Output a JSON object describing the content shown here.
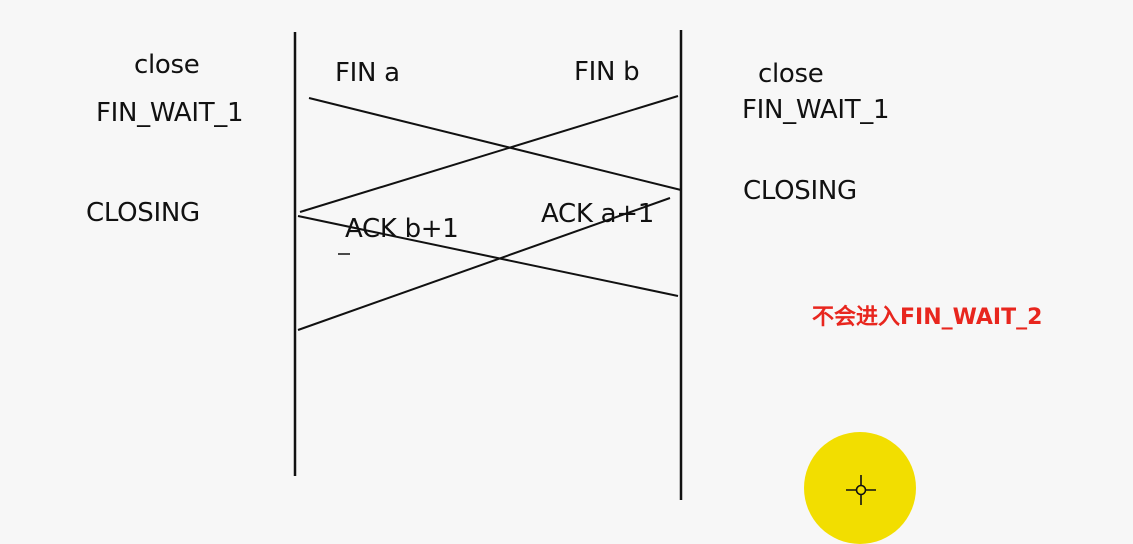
{
  "left_states": {
    "close": "close",
    "fin_wait_1": "FIN_WAIT_1",
    "closing": "CLOSING"
  },
  "right_states": {
    "close": "close",
    "fin_wait_1": "FIN_WAIT_1",
    "closing": "CLOSING"
  },
  "messages": {
    "fin_a": "FIN  a",
    "fin_b": "FIN  b",
    "ack_b": "ACK b+1",
    "ack_a": "ACK a+1"
  },
  "note": {
    "text": "不会进入FIN_WAIT_2",
    "color": "#e8261e"
  },
  "cursor": {
    "highlight_color": "#f2de00",
    "icon": "crosshair-cursor-icon"
  }
}
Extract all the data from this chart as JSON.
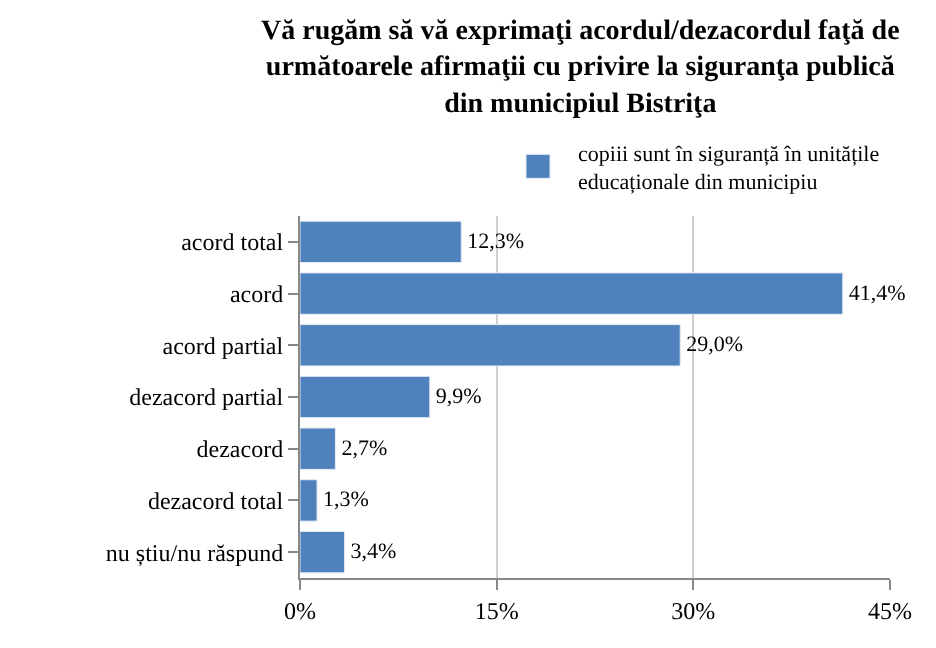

• Stated exercise: Transcribe the listing in full and omit the pictures.

• The completed task:
Output a JSON object describing the content shown here.
{
  "left_states": {
    "close": "close",
    "fin_wait_1": "FIN_WAIT_1",
    "closing": "CLOSING"
  },
  "right_states": {
    "close": "close",
    "fin_wait_1": "FIN_WAIT_1",
    "closing": "CLOSING"
  },
  "messages": {
    "fin_a": "FIN  a",
    "fin_b": "FIN  b",
    "ack_b": "ACK b+1",
    "ack_a": "ACK a+1"
  },
  "note": {
    "text": "不会进入FIN_WAIT_2",
    "color": "#e8261e"
  },
  "cursor": {
    "highlight_color": "#f2de00",
    "icon": "crosshair-cursor-icon"
  }
}
Extract all the data from this chart as JSON.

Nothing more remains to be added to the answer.